(Entries taken from a collection)

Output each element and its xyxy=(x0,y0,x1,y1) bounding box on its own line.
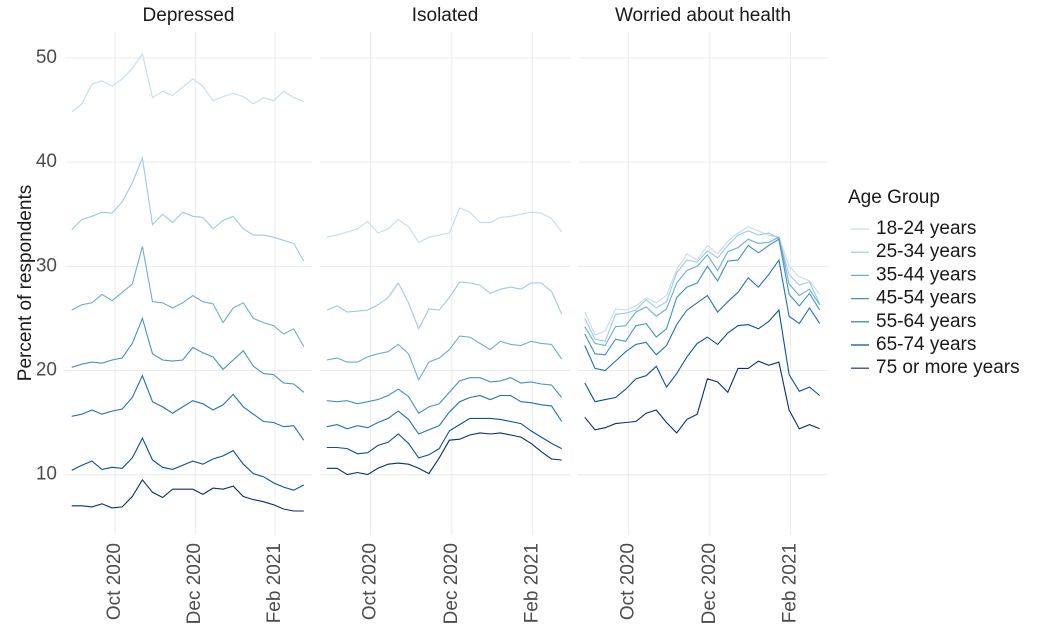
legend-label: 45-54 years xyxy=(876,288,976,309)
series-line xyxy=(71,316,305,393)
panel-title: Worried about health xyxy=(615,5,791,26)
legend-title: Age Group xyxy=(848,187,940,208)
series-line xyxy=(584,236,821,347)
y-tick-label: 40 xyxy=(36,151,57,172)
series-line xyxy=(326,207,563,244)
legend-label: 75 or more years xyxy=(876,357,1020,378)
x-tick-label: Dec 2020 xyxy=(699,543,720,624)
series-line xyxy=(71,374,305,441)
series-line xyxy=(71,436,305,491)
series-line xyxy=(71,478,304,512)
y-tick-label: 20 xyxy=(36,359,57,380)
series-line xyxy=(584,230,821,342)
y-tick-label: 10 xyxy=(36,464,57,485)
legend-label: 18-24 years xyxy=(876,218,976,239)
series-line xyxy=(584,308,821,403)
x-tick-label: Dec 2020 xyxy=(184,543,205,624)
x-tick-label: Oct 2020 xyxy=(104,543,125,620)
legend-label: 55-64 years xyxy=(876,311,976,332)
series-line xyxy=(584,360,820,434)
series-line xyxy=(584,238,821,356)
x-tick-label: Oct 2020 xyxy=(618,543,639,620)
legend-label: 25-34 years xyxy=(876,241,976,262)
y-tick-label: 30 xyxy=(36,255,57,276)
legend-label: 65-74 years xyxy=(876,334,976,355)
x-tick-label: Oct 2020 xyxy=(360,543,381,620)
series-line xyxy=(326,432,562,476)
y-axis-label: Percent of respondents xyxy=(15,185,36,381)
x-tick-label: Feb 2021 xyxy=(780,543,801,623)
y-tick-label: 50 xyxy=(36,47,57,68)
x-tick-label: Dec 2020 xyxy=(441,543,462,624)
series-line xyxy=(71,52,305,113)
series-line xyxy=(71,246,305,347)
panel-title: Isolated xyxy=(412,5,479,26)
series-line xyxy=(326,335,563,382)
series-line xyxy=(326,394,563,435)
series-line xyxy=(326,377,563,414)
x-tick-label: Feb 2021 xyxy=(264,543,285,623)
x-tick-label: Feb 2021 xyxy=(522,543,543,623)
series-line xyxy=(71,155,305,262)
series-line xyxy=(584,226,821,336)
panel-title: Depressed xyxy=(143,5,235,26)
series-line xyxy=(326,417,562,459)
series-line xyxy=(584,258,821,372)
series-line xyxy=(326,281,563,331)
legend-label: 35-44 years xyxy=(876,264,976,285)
...
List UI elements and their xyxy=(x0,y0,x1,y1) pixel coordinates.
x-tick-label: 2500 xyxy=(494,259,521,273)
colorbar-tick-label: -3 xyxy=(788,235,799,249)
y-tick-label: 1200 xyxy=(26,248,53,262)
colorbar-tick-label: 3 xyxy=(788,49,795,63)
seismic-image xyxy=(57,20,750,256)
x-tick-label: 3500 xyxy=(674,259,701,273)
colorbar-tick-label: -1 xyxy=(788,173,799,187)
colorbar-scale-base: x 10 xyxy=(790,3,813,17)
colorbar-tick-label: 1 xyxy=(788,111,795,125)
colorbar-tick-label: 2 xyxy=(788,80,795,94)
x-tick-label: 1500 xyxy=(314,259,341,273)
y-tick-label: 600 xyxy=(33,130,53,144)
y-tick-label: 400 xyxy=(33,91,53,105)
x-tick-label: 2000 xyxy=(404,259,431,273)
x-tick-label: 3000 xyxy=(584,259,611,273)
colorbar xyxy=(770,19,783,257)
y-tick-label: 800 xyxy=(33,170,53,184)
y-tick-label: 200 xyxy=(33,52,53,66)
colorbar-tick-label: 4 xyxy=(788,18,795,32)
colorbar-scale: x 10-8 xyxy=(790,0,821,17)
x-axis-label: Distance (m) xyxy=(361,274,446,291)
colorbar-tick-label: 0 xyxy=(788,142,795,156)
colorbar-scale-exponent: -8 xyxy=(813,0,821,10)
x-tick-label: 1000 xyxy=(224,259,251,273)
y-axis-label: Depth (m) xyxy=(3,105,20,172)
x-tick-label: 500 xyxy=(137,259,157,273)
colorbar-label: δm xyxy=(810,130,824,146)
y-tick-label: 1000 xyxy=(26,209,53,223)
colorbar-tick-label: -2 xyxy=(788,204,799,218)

◆ **Stated goal**: Reproduce the lines of the items above verbatim, from the line containing "legend-label: 45-54 years" down to the line containing "y-tick-label: 40 xyxy=(36,151,57,172)", including both of those lines.

◆ **Response below**:
legend-label: 45-54 years xyxy=(876,288,976,309)
series-line xyxy=(71,316,305,393)
panel-title: Worried about health xyxy=(615,5,791,26)
legend-title: Age Group xyxy=(848,187,940,208)
series-line xyxy=(584,236,821,347)
y-tick-label: 40 xyxy=(36,151,57,172)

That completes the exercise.